Would you transcribe all of the data exactly, down to the last character?

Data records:
↓↓↓

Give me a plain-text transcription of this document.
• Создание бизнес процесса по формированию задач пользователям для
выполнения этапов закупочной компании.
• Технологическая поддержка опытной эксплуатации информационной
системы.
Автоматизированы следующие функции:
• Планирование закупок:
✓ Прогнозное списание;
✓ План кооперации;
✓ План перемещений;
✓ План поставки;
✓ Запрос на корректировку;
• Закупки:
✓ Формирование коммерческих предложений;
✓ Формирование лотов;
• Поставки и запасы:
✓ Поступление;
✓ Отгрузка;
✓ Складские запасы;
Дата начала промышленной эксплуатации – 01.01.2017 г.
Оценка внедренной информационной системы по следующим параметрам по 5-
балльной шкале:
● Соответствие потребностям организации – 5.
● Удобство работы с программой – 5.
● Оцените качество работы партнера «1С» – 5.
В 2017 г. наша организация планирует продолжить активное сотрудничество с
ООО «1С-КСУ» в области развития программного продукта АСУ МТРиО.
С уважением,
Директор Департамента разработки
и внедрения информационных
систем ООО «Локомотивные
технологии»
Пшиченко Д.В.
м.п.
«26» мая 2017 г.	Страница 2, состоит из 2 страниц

↑↑↑

The result:
Give me a plain-text transcription of this document.
• Создание бизнес процесса по формированию задач пользователям для
выполнения этапов закупочной компании.
• Технологическая поддержка опытной эксплуатации информационной
системы.
Автоматизированы следующие функции:
• Планирование закупок:
✓ Прогнозное списание;
✓ План кооперации;
✓ План перемещений;
✓ План поставки;
✓ Запрос на корректировку;
• Закупки:
✓ Формирование коммерческих предложений;
✓ Формирование лотов;
• Поставки и запасы:
✓ Поступление;
✓ Отгрузка;
✓ Складские запасы;
Дата начала промышленной эксплуатации – 01.01.2017 г.
Оценка внедренной информационной системы по следующим параметрам по 5-
балльной шкале:
● Соответствие потребностям организации – 5.
● Удобство работы с программой – 5.
● Оцените качество работы партнера «1С» – 5.
В 2017 г. наша организация планирует продолжить активное сотрудничество с
ООО «1С-КСУ» в области развития программного продукта АСУ МТРиО.
С уважением,
Директор Департамента разработки
и внедрения информационных
систем ООО «Локомотивные
технологии»
Пшиченко Д.В.
м.п.
«26» мая 2017 г.	Страница 2, состоит из 2 страниц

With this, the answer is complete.